_LISTING_

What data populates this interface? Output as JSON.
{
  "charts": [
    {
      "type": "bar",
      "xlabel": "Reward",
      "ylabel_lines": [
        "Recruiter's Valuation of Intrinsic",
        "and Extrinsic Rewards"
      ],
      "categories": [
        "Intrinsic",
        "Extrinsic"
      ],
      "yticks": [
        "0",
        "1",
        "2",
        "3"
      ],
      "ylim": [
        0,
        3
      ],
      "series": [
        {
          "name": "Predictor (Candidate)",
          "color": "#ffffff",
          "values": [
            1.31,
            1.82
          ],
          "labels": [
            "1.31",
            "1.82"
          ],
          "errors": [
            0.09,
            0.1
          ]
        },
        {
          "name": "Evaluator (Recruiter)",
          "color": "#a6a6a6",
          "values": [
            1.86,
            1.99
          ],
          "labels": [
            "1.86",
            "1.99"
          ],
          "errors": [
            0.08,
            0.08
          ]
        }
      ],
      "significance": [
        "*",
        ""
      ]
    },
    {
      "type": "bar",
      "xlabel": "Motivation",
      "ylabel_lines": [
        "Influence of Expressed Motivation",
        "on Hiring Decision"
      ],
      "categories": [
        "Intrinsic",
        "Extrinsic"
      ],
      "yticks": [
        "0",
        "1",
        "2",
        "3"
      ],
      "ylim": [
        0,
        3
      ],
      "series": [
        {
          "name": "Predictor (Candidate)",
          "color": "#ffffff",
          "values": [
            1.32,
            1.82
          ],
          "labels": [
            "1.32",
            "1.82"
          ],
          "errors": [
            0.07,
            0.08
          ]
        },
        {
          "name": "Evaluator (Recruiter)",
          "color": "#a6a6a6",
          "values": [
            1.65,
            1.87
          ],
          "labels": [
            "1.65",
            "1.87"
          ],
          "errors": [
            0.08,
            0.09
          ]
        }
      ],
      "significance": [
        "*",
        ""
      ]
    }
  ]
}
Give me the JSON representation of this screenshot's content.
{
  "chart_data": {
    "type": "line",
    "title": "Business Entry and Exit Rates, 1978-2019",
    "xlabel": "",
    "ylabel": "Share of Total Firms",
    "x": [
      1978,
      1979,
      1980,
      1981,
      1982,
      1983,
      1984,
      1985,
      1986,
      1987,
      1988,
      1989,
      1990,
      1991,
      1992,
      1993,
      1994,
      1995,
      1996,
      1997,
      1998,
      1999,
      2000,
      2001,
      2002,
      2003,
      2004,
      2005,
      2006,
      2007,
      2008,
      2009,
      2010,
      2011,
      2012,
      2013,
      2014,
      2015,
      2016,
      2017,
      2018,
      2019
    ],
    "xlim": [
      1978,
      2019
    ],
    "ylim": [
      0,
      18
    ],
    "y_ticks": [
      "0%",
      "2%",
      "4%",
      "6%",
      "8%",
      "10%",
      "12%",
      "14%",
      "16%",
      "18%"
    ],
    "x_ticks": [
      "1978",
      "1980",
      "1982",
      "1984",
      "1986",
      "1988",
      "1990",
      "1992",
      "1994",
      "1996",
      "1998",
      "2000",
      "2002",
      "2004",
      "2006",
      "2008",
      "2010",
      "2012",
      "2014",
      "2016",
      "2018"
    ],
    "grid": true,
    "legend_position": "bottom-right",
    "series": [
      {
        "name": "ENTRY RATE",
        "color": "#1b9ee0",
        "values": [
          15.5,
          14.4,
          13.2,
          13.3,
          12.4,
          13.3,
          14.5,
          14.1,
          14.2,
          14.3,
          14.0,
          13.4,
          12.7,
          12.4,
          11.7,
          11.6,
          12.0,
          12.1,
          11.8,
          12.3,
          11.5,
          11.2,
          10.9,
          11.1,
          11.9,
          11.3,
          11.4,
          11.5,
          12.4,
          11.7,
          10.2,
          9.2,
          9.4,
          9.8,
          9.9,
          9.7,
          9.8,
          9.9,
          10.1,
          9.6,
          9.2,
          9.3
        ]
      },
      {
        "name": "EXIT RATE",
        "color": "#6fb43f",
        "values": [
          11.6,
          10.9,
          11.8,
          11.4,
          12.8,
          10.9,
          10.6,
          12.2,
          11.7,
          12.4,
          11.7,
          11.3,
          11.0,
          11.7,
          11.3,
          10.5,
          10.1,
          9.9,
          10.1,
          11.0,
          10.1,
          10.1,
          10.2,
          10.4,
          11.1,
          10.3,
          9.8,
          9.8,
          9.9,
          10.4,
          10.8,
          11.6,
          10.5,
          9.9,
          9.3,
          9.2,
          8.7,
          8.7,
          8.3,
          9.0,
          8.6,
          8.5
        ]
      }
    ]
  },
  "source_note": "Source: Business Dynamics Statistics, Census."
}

_PROBLEM DESCRIPTION_
Every line above that contains the word "xlabel" should be reported.

_COMPLETED EXERCISE_
      "xlabel": "Reward",
      "xlabel": "Motivation",
    "xlabel": "",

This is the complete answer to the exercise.